**Work instructions:** Identify each line below containing the string "JSON" and copy it.

**Extracted records:**
——

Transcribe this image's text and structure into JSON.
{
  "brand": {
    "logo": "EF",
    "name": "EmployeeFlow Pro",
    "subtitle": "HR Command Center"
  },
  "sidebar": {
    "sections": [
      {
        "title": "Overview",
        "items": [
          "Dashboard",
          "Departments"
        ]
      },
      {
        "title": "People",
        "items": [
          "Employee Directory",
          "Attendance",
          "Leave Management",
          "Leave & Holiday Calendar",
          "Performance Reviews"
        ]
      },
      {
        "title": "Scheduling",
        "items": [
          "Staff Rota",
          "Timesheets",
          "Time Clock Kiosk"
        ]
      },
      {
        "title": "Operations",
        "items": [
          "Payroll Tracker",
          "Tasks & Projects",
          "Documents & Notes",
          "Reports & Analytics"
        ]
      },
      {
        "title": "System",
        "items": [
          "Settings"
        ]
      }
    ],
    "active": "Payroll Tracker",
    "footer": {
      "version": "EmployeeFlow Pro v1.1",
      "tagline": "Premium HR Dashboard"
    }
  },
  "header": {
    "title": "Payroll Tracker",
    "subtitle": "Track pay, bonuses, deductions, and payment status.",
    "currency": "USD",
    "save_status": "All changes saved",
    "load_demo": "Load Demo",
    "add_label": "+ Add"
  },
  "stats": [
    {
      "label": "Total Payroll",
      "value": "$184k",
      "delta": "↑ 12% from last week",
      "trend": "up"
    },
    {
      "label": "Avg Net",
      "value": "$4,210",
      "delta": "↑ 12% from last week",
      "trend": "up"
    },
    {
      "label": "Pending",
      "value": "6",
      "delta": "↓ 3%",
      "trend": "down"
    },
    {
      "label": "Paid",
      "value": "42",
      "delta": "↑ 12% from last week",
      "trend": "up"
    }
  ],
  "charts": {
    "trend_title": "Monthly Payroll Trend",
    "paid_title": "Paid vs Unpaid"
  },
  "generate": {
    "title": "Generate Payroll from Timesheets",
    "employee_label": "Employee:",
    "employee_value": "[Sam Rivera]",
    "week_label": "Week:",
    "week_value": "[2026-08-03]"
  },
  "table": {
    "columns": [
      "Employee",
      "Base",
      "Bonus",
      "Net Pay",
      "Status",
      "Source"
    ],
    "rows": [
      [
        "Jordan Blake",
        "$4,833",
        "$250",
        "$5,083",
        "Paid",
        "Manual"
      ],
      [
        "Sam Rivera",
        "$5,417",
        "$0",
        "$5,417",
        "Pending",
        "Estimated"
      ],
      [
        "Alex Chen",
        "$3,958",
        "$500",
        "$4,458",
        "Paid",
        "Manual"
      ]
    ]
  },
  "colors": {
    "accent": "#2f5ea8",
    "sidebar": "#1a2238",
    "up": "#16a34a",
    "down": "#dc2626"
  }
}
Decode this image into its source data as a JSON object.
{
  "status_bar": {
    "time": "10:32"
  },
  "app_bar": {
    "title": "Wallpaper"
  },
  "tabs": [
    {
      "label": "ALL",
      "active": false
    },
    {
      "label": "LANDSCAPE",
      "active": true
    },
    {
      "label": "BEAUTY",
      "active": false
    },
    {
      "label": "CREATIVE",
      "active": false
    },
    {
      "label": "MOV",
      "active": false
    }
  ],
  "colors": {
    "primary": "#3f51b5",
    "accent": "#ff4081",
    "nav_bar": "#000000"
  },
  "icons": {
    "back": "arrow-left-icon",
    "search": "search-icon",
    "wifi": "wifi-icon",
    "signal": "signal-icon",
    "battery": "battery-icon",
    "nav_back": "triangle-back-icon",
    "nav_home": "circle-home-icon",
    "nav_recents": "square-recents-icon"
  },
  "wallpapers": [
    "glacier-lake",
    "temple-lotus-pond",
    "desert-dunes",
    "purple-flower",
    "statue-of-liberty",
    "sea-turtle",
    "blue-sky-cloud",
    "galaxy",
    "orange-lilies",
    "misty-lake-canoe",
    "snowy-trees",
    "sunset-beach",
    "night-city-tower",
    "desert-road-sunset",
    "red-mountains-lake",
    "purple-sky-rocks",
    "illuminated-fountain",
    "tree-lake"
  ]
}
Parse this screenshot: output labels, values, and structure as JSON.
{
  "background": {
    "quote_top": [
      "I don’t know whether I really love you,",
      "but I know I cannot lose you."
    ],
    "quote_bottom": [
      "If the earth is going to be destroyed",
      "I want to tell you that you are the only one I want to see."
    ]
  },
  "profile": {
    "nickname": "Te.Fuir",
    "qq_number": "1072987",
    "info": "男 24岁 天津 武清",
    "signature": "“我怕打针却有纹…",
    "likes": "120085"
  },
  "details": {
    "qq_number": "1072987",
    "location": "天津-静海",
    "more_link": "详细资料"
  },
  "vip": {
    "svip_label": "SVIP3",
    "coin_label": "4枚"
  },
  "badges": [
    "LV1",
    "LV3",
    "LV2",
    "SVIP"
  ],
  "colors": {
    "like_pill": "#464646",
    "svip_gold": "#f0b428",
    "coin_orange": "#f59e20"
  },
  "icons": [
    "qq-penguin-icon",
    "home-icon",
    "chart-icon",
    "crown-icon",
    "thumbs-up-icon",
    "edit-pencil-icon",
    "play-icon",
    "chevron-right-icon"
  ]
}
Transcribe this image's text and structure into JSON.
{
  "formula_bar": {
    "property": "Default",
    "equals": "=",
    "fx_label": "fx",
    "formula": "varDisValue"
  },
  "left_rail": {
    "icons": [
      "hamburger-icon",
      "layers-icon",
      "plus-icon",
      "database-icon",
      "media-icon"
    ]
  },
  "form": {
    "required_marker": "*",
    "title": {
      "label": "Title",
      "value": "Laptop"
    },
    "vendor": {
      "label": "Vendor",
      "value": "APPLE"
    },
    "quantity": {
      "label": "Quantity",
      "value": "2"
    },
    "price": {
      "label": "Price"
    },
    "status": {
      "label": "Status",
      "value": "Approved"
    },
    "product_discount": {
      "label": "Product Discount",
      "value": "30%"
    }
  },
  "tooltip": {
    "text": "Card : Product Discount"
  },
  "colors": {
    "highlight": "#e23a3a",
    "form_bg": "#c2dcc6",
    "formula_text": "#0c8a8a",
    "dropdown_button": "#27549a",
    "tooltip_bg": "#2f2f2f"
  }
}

——

**Solution to the problem:**
Transcribe this image's text and structure into JSON.
Decode this image into its source data as a JSON object.
Parse this screenshot: output labels, values, and structure as JSON.
Transcribe this image's text and structure into JSON.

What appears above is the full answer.